> THE REQUEST
Rewrite the passage on Supply Chain Sustainability Cooperation from "This research is" up to and including "their sustainability goals.", substituting "commissioner" for "client".

** START PASSAGE **

This research is focusing on Supply Chain Sustainability Cooperation (SCSC), a concept developed by CODIN (the precursor of Noorden Duurzaam). SCSC can be defined as ‘an accessible collaboration to enhance sustainability of specific supply chains on a local level’ (Bootsma, Bours and Meijles, 2013). The province of Friesland, the client of this research, uses SCSC for their sustainability goals.

The province aims to achieve a 16% share of its energy from renewable sources by 20202. Renewable energy offers an alternative to fossil fuels, and comes from resources which are continually replenished. Types of renewable energy which are used in Friesland are solar energy, wind power and biomass. Besides projects which focus on a substitution by renewable energy, a large sustainable profit can be gained by using second raw materials and thereby reducing the energy generally needed in the supply chain. In 2010 the province introduced the ‘waste action program’ (In Dutch: ‘AAP’), to look for opportunities to contribute to more sustainable raw materials management in Friesland. The successor of ‘AAP’ is the ‘sustainable consumption and production program’ (In Dutch: ‘grondstoffenagenda’). This program should realise ambitious sustainable goals concerning (second) raw materials and energy. In the long run, a closed-loop system should be realised and this is the major challenge for the province and its industry.

** END PASSAGE **
** START DATASET CONTENT **

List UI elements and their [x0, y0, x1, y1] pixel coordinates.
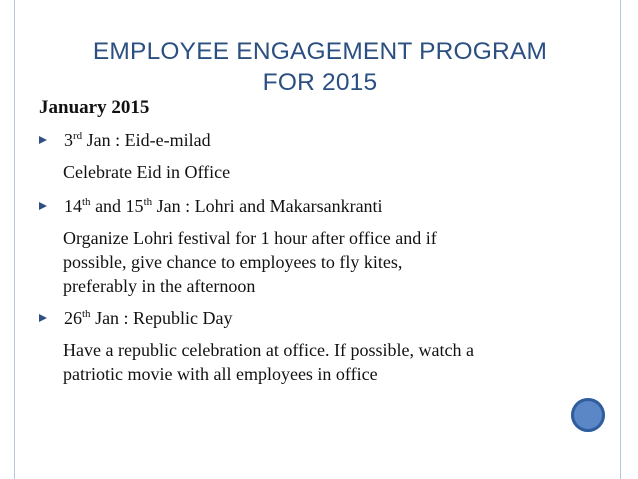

** END DATASET CONTENT **

> ANSWER FOR THE TASK
This research is focusing on Supply Chain Sustainability Cooperation (SCSC), a concept developed by CODIN (the precursor of Noorden Duurzaam). SCSC can be defined as ‘an accessible collaboration to enhance sustainability of specific supply chains on a local level’ (Bootsma, Bours and Meijles, 2013). The province of Friesland, the commissioner of this research, uses SCSC for their sustainability goals.